PAGE EXCERPT:
## Start

Logo Questions Linux Laravel Mysql Ubuntu Git Menu
 

python: how to interrupt a regex match

I iterate over the lines in a large number of downloaded text files and do a regex match on each line. Usually, the match takes less than a second. However, at times a match takes several minutes, sometimes the match does not finish at all and the code just hangs (waited an hour a couple of times, then gave up). Therefore, I need to introduce some kind of timeout and tell the regex match code in some way to stop after 10 seconds or so. I can live with the fact that I will lose the data the regex was supposed to return.

I tried the following (which of course is already 2 different, thread-based solutions shown in one code sample):

def timeout_handler():
    print 'timeout_handler called'

if __name__ == '__main__':
    timer_thread = Timer(8.0, timeout_handler)
    parse_thread = Thread(target=parse_data_files, args=(my_args))
    timer_thread.start()
    parse_thread.start()
    parse_thread.join(12.0)
    print 'do we ever get here ?'

but I do neither get the timeout_handler called nor the do we ever get here ? line in the output, the code is just stuck in parse_data_files.

Even worse, I can't even stop the program with CTRL-C, instead I need to look up the python process number and kill that process. Some research showed that the Python guys are aware of regex C code running away: http://bugs.python.org/issue846388

I did achieve some success using signals:

signal(SIGALRM, timeout_handler)
alarm(8)
data_sets = parse_data_files(config(), data_provider)
alarm(0)

this gets me the timeout_handler called line in the output - and I can still stop my script using CTRL-C. If I now modify the timeout_handler like this:

class TimeoutException(Exception): 
    pass 

def timeout_handler(signum, frame):
    raise TimeoutException()

## End

SHORT EXERCISE:
Translate this sentence from the regex timeout post into French: "I can live with the fact that I will lose the data the regex was supposed to return."

Stored dataset items

## Start

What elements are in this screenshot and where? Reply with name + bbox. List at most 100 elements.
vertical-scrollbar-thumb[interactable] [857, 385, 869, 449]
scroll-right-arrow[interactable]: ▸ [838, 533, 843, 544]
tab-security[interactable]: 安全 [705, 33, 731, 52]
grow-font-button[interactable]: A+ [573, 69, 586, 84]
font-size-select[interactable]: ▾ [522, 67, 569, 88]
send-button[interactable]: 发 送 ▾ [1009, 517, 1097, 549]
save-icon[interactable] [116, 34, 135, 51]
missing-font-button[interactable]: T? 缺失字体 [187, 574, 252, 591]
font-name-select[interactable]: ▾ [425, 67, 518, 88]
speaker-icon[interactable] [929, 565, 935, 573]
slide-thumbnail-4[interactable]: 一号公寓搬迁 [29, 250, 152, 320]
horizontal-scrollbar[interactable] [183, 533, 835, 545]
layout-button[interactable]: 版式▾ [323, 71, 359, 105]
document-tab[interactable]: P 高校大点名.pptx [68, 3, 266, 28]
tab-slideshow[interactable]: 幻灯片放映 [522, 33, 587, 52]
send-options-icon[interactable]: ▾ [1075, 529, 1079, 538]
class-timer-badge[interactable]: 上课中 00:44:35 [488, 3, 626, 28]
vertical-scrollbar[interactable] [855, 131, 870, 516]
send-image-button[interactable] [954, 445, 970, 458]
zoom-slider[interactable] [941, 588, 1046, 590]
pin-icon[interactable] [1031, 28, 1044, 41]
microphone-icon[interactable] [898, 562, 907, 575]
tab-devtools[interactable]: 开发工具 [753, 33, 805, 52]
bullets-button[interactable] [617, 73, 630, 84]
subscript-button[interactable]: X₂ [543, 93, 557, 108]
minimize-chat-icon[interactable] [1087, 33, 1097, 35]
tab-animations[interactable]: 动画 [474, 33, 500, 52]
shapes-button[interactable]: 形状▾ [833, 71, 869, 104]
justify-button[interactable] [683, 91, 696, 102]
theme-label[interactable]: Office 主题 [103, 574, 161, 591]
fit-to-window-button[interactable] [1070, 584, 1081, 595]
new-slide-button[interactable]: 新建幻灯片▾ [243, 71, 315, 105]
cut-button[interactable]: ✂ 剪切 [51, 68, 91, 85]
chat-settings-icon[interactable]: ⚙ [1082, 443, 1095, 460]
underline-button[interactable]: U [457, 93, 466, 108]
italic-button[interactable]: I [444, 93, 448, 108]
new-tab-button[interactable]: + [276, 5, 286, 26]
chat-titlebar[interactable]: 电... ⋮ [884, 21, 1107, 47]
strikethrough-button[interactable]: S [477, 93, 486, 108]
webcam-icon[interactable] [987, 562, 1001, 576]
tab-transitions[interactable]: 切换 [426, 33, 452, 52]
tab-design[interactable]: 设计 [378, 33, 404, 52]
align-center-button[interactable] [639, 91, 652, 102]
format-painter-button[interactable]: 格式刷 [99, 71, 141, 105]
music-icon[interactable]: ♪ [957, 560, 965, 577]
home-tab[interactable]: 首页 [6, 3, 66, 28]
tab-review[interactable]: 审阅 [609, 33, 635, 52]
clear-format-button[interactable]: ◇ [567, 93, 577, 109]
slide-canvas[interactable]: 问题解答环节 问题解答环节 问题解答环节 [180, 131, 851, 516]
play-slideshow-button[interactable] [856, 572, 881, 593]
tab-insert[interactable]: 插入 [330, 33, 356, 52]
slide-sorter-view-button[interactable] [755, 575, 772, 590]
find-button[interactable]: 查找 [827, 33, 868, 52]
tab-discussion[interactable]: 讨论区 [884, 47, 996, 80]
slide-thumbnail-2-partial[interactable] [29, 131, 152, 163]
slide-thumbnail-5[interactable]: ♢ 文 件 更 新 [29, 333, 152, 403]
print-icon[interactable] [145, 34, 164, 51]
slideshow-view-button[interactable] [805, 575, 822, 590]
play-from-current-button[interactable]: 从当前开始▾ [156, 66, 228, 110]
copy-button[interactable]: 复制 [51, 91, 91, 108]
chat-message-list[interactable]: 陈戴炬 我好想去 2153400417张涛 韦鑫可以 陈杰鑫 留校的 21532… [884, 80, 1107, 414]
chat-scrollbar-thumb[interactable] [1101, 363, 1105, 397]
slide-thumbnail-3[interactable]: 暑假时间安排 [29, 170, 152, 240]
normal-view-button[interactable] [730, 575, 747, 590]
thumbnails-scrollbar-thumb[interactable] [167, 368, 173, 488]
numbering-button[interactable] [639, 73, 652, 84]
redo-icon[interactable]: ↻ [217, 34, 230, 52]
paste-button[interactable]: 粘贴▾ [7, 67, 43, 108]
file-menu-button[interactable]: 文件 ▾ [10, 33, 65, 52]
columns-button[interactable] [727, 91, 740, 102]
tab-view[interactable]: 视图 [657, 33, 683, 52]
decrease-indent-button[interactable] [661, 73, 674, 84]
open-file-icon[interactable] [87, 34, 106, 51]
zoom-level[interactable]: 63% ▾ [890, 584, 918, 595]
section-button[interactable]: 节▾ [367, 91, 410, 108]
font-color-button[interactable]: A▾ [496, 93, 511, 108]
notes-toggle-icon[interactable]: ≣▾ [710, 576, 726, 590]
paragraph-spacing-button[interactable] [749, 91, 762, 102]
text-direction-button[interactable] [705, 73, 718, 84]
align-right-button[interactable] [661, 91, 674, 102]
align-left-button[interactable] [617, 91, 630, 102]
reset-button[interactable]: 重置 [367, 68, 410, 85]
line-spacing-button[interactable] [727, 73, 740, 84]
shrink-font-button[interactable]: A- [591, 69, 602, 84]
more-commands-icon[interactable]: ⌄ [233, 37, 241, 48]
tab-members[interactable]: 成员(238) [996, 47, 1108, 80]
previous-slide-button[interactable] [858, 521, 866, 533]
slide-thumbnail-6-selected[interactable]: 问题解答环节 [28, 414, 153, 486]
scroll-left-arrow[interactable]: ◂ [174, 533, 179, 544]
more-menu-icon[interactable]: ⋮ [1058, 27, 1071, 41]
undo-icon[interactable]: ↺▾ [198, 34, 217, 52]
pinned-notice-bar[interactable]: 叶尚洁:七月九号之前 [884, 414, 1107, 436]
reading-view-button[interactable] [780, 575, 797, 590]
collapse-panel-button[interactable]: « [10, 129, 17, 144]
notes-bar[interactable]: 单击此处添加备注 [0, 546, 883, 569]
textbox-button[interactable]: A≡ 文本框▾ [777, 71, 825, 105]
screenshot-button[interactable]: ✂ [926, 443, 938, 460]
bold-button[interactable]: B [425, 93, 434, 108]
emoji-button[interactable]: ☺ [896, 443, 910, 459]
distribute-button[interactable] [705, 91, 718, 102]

## End

WRITTEN SOLUTION:
Je peux accepter le fait de perdre les données que l'expression régulière était censée renvoyer.